Request - Repeat the listing in full, word for word.

Records for this task -
# # # # #

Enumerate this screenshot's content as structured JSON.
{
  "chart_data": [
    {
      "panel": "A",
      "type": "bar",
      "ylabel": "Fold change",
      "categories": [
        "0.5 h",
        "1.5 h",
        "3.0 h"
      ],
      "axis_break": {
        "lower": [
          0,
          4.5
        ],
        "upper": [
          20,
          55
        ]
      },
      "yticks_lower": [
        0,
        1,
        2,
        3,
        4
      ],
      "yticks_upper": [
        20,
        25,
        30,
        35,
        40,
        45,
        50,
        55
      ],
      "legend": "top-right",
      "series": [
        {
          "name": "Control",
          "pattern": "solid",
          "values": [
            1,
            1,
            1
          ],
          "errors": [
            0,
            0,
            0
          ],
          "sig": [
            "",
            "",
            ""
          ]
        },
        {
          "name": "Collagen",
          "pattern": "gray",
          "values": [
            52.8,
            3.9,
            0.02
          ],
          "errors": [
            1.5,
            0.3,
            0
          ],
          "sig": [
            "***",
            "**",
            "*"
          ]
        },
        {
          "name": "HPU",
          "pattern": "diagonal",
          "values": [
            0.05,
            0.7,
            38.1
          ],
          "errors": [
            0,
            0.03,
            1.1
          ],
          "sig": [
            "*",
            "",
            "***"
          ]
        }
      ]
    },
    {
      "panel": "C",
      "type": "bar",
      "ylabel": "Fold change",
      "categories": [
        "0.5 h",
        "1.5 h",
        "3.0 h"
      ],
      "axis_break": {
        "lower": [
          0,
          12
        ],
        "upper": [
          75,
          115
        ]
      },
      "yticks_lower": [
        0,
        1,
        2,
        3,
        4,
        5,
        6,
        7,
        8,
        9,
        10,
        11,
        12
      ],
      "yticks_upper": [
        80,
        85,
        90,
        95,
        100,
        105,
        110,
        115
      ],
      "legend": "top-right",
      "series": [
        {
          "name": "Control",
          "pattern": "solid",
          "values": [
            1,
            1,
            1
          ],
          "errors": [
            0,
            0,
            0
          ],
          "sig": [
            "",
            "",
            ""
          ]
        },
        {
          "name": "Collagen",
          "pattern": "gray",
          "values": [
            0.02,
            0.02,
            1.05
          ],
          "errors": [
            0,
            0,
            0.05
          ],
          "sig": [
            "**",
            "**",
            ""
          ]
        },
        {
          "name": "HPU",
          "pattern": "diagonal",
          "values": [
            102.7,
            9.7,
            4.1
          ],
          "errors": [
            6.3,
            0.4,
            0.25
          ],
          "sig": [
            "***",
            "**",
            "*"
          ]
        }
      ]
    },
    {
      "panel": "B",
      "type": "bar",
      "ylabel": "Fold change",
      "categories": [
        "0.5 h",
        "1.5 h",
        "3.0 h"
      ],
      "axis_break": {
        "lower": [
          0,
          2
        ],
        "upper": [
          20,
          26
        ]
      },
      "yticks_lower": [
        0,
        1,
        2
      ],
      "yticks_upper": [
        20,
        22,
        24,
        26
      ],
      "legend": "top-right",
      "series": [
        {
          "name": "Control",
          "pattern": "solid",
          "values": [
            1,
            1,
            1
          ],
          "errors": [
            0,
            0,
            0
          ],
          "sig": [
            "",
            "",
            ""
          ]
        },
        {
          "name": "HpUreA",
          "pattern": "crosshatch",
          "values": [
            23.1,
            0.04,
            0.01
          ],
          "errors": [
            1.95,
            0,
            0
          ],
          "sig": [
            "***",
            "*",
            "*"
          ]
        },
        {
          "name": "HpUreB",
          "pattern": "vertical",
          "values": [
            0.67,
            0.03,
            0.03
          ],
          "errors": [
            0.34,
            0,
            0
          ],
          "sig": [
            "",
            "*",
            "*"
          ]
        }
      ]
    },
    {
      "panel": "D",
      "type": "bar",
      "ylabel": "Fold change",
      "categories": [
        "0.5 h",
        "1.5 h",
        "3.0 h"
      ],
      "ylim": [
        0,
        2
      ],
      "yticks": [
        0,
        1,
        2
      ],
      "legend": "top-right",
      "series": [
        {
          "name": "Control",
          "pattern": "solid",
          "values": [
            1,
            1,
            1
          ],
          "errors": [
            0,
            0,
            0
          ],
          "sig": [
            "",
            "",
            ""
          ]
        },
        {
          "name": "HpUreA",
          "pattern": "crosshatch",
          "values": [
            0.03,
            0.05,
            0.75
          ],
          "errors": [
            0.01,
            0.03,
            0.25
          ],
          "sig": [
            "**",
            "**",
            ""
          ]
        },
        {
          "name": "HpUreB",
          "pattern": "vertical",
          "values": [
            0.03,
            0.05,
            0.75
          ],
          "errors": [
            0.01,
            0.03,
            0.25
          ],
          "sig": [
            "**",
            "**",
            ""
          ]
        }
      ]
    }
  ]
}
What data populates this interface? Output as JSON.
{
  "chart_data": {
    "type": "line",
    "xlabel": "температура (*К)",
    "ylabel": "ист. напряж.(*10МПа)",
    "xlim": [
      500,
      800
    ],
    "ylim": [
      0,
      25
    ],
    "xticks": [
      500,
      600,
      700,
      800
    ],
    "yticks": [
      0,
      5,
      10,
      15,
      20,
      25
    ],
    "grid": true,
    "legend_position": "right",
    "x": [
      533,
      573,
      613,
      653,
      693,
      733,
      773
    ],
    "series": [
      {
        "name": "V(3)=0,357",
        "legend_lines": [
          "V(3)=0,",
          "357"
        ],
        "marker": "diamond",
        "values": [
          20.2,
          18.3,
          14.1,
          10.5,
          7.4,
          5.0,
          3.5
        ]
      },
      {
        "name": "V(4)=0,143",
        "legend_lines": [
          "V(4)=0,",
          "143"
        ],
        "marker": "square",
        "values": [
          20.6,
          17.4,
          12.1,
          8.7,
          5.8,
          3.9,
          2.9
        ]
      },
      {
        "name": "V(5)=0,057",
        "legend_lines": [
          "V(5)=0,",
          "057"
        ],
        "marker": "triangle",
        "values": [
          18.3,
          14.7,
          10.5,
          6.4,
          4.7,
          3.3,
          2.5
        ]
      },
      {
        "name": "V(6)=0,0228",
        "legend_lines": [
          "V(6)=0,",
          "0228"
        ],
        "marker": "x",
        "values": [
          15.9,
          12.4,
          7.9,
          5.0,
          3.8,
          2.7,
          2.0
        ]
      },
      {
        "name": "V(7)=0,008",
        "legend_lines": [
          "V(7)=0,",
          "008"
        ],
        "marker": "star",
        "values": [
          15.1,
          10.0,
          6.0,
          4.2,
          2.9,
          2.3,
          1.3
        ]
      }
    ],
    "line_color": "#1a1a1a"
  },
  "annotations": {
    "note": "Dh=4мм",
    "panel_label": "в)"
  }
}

# # # # #

Completed task -
Enumerate this screenshot's content as structured JSON.
{
  "chart_data": [
    {
      "panel": "A",
      "type": "bar",
      "ylabel": "Fold change",
      "categories": [
        "0.5 h",
        "1.5 h",
        "3.0 h"
      ],
      "axis_break": {
        "lower": [
          0,
          4.5
        ],
        "upper": [
          20,
          55
        ]
      },
      "yticks_lower": [
        0,
        1,
        2,
        3,
        4
      ],
      "yticks_upper": [
        20,
        25,
        30,
        35,
        40,
        45,
        50,
        55
      ],
      "legend": "top-right",
      "series": [
        {
          "name": "Control",
          "pattern": "solid",
          "values": [
            1,
            1,
            1
          ],
          "errors": [
            0,
            0,
            0
          ],
          "sig": [
            "",
            "",
            ""
          ]
        },
        {
          "name": "Collagen",
          "pattern": "gray",
          "values": [
            52.8,
            3.9,
            0.02
          ],
          "errors": [
            1.5,
            0.3,
            0
          ],
          "sig": [
            "***",
            "**",
            "*"
          ]
        },
        {
          "name": "HPU",
          "pattern": "diagonal",
          "values": [
            0.05,
            0.7,
            38.1
          ],
          "errors": [
            0,
            0.03,
            1.1
          ],
          "sig": [
            "*",
            "",
            "***"
          ]
        }
      ]
    },
    {
      "panel": "C",
      "type": "bar",
      "ylabel": "Fold change",
      "categories": [
        "0.5 h",
        "1.5 h",
        "3.0 h"
      ],
      "axis_break": {
        "lower": [
          0,
          12
        ],
        "upper": [
          75,
          115
        ]
      },
      "yticks_lower": [
        0,
        1,
        2,
        3,
        4,
        5,
        6,
        7,
        8,
        9,
        10,
        11,
        12
      ],
      "yticks_upper": [
        80,
        85,
        90,
        95,
        100,
        105,
        110,
        115
      ],
      "legend": "top-right",
      "series": [
        {
          "name": "Control",
          "pattern": "solid",
          "values": [
            1,
            1,
            1
          ],
          "errors": [
            0,
            0,
            0
          ],
          "sig": [
            "",
            "",
            ""
          ]
        },
        {
          "name": "Collagen",
          "pattern": "gray",
          "values": [
            0.02,
            0.02,
            1.05
          ],
          "errors": [
            0,
            0,
            0.05
          ],
          "sig": [
            "**",
            "**",
            ""
          ]
        },
        {
          "name": "HPU",
          "pattern": "diagonal",
          "values": [
            102.7,
            9.7,
            4.1
          ],
          "errors": [
            6.3,
            0.4,
            0.25
          ],
          "sig": [
            "***",
            "**",
            "*"
          ]
        }
      ]
    },
    {
      "panel": "B",
      "type": "bar",
      "ylabel": "Fold change",
      "categories": [
        "0.5 h",
        "1.5 h",
        "3.0 h"
      ],
      "axis_break": {
        "lower": [
          0,
          2
        ],
        "upper": [
          20,
          26
        ]
      },
      "yticks_lower": [
        0,
        1,
        2
      ],
      "yticks_upper": [
        20,
        22,
        24,
        26
      ],
      "legend": "top-right",
      "series": [
        {
          "name": "Control",
          "pattern": "solid",
          "values": [
            1,
            1,
            1
          ],
          "errors": [
            0,
            0,
            0
          ],
          "sig": [
            "",
            "",
            ""
          ]
        },
        {
          "name": "HpUreA",
          "pattern": "crosshatch",
          "values": [
            23.1,
            0.04,
            0.01
          ],
          "errors": [
            1.95,
            0,
            0
          ],
          "sig": [
            "***",
            "*",
            "*"
          ]
        },
        {
          "name": "HpUreB",
          "pattern": "vertical",
          "values": [
            0.67,
            0.03,
            0.03
          ],
          "errors": [
            0.34,
            0,
            0
          ],
          "sig": [
            "",
            "*",
            "*"
          ]
        }
      ]
    },
    {
      "panel": "D",
      "type": "bar",
      "ylabel": "Fold change",
      "categories": [
        "0.5 h",
        "1.5 h",
        "3.0 h"
      ],
      "ylim": [
        0,
        2
      ],
      "yticks": [
        0,
        1,
        2
      ],
      "legend": "top-right",
      "series": [
        {
          "name": "Control",
          "pattern": "solid",
          "values": [
            1,
            1,
            1
          ],
          "errors": [
            0,
            0,
            0
          ],
          "sig": [
            "",
            "",
            ""
          ]
        },
        {
          "name": "HpUreA",
          "pattern": "crosshatch",
          "values": [
            0.03,
            0.05,
            0.75
          ],
          "errors": [
            0.01,
            0.03,
            0.25
          ],
          "sig": [
            "**",
            "**",
            ""
          ]
        },
        {
          "name": "HpUreB",
          "pattern": "vertical",
          "values": [
            0.03,
            0.05,
            0.75
          ],
          "errors": [
            0.01,
            0.03,
            0.25
          ],
          "sig": [
            "**",
            "**",
            ""
          ]
        }
      ]
    }
  ]
}
What data populates this interface? Output as JSON.
{
  "chart_data": {
    "type": "line",
    "xlabel": "температура (*К)",
    "ylabel": "ист. напряж.(*10МПа)",
    "xlim": [
      500,
      800
    ],
    "ylim": [
      0,
      25
    ],
    "xticks": [
      500,
      600,
      700,
      800
    ],
    "yticks": [
      0,
      5,
      10,
      15,
      20,
      25
    ],
    "grid": true,
    "legend_position": "right",
    "x": [
      533,
      573,
      613,
      653,
      693,
      733,
      773
    ],
    "series": [
      {
        "name": "V(3)=0,357",
        "legend_lines": [
          "V(3)=0,",
          "357"
        ],
        "marker": "diamond",
        "values": [
          20.2,
          18.3,
          14.1,
          10.5,
          7.4,
          5.0,
          3.5
        ]
      },
      {
        "name": "V(4)=0,143",
        "legend_lines": [
          "V(4)=0,",
          "143"
        ],
        "marker": "square",
        "values": [
          20.6,
          17.4,
          12.1,
          8.7,
          5.8,
          3.9,
          2.9
        ]
      },
      {
        "name": "V(5)=0,057",
        "legend_lines": [
          "V(5)=0,",
          "057"
        ],
        "marker": "triangle",
        "values": [
          18.3,
          14.7,
          10.5,
          6.4,
          4.7,
          3.3,
          2.5
        ]
      },
      {
        "name": "V(6)=0,0228",
        "legend_lines": [
          "V(6)=0,",
          "0228"
        ],
        "marker": "x",
        "values": [
          15.9,
          12.4,
          7.9,
          5.0,
          3.8,
          2.7,
          2.0
        ]
      },
      {
        "name": "V(7)=0,008",
        "legend_lines": [
          "V(7)=0,",
          "008"
        ],
        "marker": "star",
        "values": [
          15.1,
          10.0,
          6.0,
          4.2,
          2.9,
          2.3,
          1.3
        ]
      }
    ],
    "line_color": "#1a1a1a"
  },
  "annotations": {
    "note": "Dh=4мм",
    "panel_label": "в)"
  }
}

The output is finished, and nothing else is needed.